(Records from a dataset)
— BEGIN —

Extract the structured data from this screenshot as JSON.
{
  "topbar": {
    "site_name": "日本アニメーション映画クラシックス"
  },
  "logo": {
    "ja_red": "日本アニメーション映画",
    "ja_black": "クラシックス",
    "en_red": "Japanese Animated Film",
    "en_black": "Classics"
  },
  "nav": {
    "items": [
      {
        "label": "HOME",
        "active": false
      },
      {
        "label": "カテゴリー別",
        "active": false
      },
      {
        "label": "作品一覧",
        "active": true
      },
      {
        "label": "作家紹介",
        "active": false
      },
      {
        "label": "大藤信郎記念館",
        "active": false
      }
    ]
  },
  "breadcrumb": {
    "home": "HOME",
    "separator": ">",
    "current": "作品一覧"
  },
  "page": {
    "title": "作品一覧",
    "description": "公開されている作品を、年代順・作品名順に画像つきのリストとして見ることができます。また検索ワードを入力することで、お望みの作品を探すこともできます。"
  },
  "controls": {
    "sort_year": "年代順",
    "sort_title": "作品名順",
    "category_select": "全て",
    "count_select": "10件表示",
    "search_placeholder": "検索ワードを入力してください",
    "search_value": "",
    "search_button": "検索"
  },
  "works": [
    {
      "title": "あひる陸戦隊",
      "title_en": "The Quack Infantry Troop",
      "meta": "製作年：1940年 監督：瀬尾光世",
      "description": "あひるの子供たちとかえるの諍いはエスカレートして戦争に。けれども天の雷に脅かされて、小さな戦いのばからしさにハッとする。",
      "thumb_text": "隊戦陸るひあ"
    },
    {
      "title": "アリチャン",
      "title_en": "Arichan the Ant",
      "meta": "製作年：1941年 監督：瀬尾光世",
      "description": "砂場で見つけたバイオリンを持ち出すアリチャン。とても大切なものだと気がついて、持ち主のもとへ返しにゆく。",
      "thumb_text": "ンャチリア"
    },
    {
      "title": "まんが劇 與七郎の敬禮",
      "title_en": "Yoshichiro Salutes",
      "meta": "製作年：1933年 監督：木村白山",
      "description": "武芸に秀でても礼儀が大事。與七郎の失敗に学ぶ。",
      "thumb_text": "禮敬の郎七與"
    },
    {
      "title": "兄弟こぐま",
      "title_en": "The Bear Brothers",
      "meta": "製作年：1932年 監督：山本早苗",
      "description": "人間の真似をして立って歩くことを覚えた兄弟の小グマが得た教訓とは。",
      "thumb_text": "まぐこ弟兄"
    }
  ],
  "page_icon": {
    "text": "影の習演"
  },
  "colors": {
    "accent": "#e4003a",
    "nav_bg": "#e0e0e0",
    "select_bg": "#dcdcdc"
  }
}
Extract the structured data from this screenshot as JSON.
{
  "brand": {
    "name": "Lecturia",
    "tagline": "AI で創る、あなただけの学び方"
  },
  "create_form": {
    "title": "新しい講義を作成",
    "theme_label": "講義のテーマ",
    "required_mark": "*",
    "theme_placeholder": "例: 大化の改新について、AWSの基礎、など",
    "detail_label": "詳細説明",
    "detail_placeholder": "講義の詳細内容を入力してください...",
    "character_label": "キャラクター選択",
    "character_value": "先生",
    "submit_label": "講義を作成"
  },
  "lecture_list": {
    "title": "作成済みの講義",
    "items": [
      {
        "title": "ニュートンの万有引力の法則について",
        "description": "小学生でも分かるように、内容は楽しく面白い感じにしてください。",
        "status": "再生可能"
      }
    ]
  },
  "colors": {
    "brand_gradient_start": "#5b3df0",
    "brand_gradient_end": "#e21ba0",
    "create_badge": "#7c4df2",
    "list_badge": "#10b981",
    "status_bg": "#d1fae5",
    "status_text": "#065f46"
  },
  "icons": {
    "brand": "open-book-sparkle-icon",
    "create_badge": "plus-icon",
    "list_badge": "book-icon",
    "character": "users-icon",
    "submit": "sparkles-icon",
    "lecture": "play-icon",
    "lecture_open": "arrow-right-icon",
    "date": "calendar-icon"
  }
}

— END —
— BEGIN —

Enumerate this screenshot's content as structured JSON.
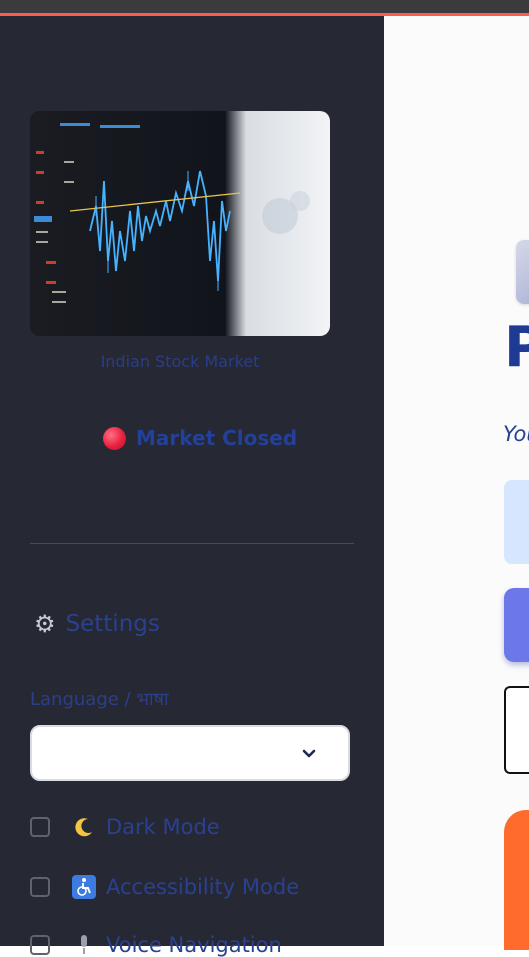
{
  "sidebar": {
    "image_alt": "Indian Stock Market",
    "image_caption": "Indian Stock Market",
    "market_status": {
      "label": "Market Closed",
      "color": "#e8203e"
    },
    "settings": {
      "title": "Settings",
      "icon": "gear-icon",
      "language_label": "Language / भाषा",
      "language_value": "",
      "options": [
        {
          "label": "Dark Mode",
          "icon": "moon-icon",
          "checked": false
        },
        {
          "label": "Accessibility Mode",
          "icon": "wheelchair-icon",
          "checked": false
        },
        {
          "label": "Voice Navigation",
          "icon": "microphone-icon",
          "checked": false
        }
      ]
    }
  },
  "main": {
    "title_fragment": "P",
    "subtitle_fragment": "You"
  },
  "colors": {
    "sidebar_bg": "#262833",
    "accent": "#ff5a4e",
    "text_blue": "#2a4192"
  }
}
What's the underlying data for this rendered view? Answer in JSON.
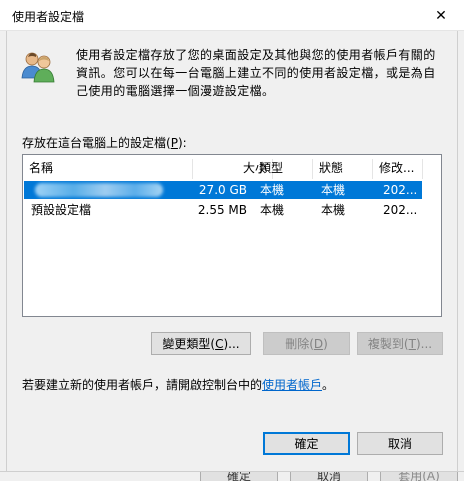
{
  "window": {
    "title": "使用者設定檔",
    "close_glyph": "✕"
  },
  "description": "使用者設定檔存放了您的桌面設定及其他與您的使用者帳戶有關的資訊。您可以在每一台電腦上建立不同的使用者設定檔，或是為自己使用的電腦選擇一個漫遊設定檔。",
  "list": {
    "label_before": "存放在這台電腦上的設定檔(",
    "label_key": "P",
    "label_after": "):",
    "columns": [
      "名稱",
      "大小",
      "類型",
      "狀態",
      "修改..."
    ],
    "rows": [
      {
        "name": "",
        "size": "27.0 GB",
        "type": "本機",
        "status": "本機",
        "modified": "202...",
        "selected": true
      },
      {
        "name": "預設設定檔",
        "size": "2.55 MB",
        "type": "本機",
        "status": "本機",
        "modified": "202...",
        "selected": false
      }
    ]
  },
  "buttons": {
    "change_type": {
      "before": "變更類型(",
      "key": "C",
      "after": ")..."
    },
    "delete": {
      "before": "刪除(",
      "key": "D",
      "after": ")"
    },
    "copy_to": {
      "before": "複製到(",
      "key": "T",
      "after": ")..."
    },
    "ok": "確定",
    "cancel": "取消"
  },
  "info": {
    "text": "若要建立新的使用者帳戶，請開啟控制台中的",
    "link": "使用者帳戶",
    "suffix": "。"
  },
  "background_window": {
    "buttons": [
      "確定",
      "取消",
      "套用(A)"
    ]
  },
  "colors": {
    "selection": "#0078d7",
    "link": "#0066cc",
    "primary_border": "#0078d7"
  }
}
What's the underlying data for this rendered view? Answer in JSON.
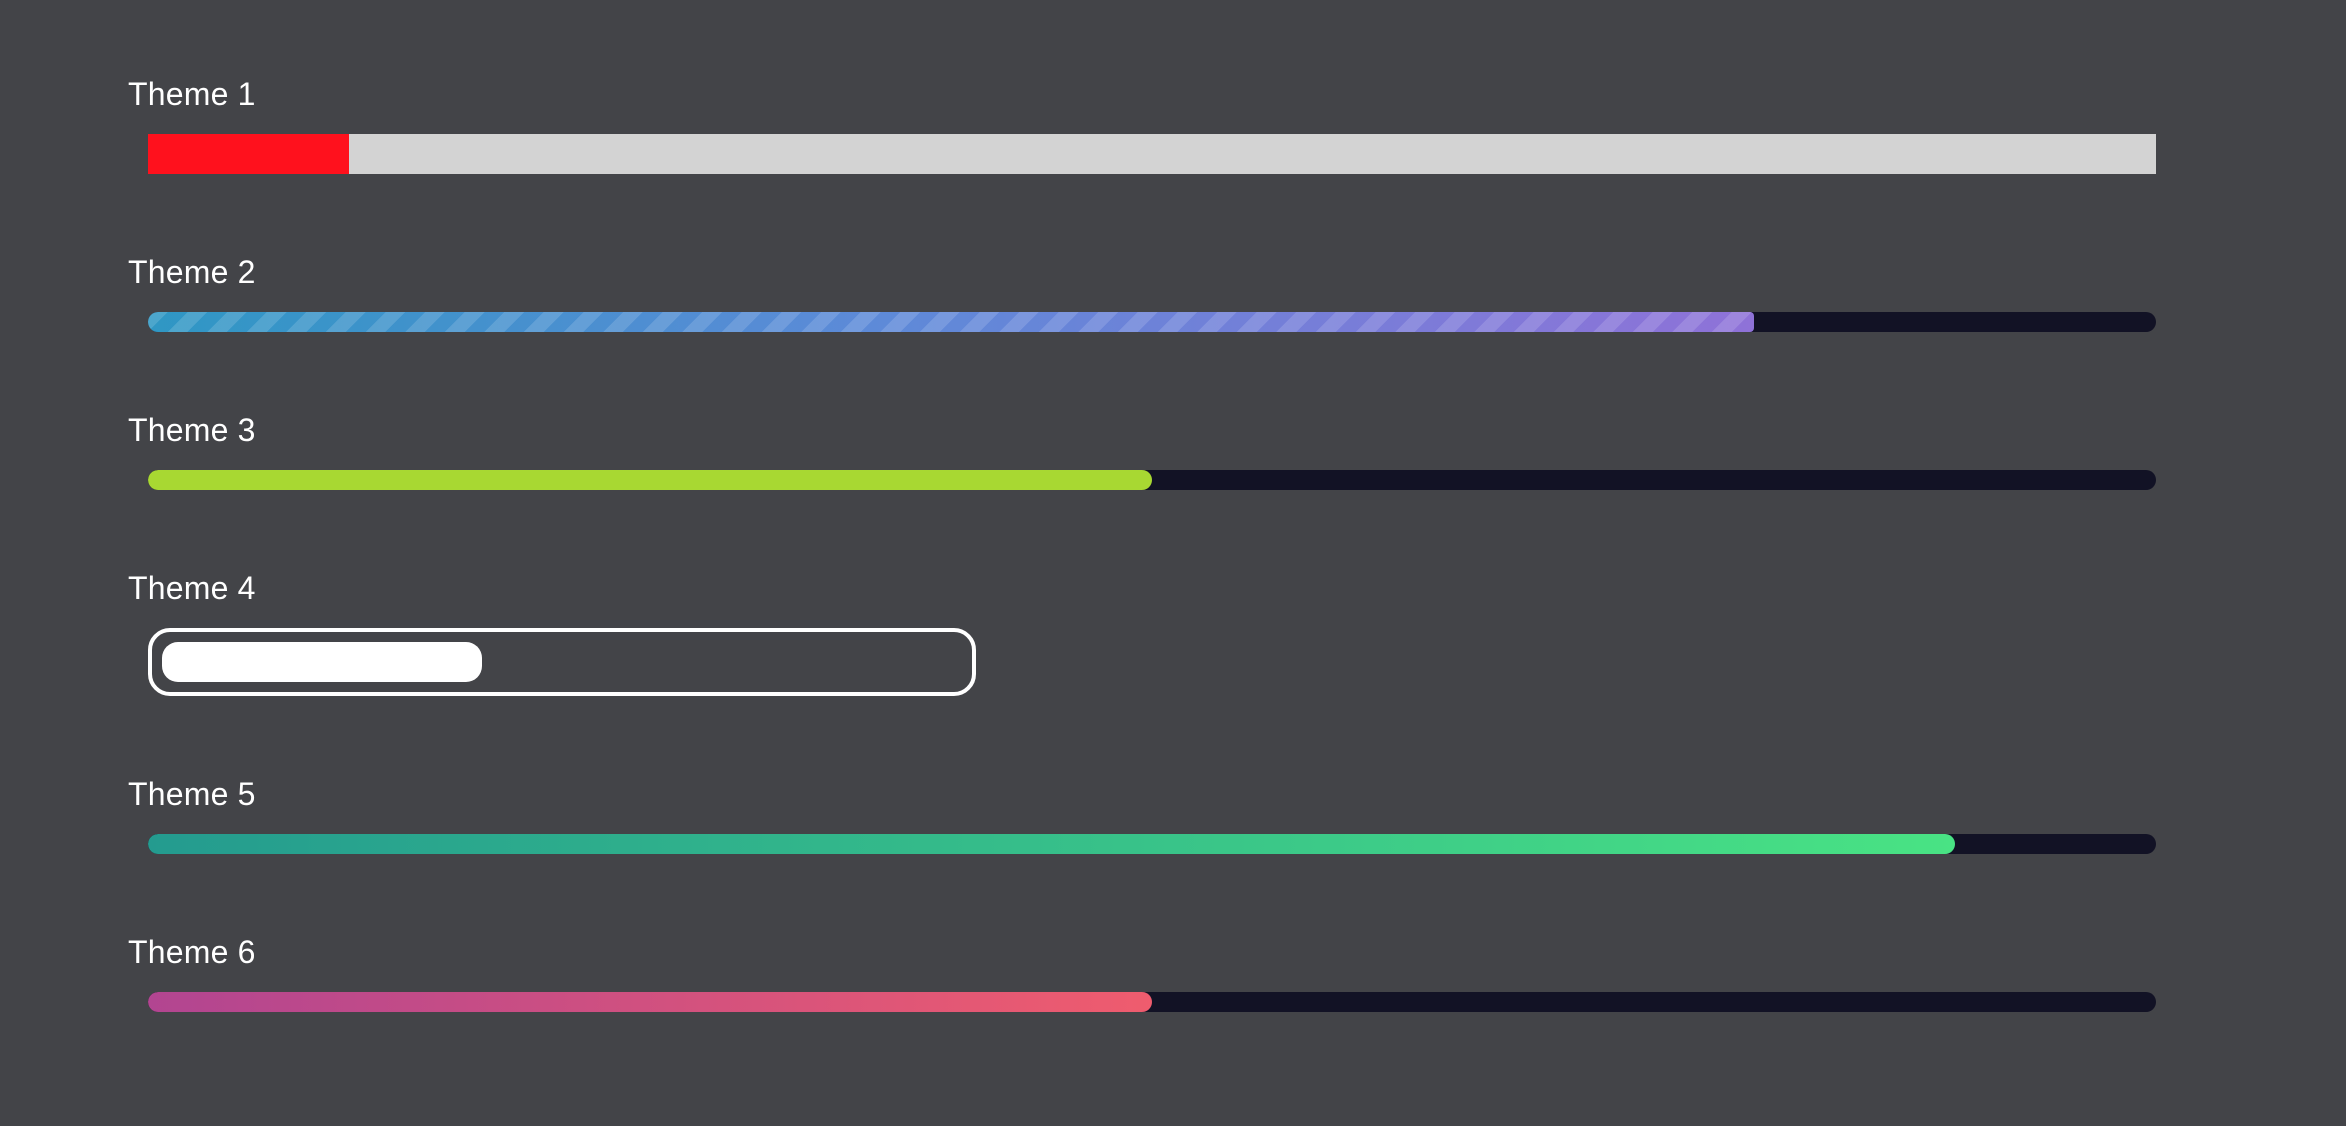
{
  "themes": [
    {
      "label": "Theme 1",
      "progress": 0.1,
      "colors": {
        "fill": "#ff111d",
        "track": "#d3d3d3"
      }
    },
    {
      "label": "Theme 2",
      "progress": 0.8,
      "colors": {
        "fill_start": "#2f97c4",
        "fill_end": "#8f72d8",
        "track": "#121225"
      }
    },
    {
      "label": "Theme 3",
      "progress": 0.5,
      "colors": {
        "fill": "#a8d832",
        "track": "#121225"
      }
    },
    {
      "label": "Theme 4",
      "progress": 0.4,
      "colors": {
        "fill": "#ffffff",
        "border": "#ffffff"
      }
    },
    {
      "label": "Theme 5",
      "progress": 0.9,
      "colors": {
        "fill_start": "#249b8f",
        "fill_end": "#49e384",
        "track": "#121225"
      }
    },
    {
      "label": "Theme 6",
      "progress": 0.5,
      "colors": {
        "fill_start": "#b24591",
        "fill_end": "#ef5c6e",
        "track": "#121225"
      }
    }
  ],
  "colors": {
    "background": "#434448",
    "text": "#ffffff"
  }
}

— END —
— BEGIN —

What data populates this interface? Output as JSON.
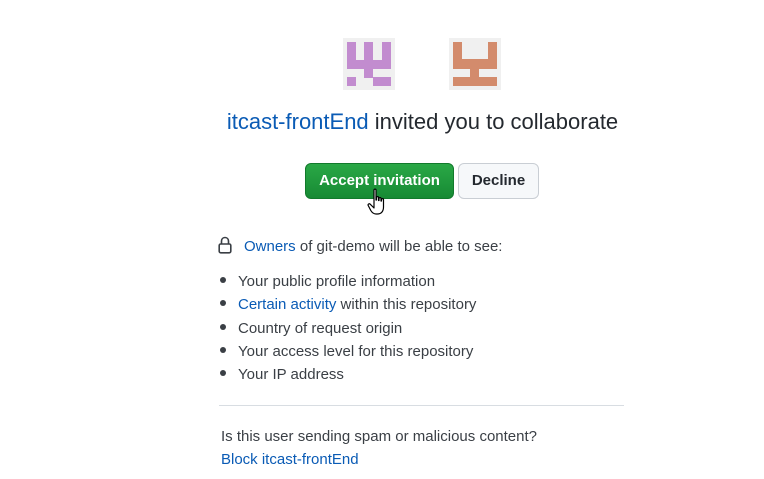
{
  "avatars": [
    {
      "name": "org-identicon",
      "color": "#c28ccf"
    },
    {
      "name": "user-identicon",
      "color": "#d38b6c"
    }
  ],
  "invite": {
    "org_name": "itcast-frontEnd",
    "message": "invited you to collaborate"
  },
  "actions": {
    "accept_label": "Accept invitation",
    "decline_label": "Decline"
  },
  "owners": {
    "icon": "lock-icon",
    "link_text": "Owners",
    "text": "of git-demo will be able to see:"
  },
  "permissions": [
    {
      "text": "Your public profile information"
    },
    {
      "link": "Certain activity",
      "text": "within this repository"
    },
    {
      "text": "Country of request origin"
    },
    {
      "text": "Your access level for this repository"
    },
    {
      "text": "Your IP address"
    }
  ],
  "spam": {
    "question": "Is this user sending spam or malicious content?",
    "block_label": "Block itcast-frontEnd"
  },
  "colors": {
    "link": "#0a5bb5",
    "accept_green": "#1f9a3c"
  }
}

— END —

### [Problem details]
Copy out each line in the preceding records that contains "itcast".

### [Final result]
    "org_name": "itcast-frontEnd",
    "block_label": "Block itcast-frontEnd"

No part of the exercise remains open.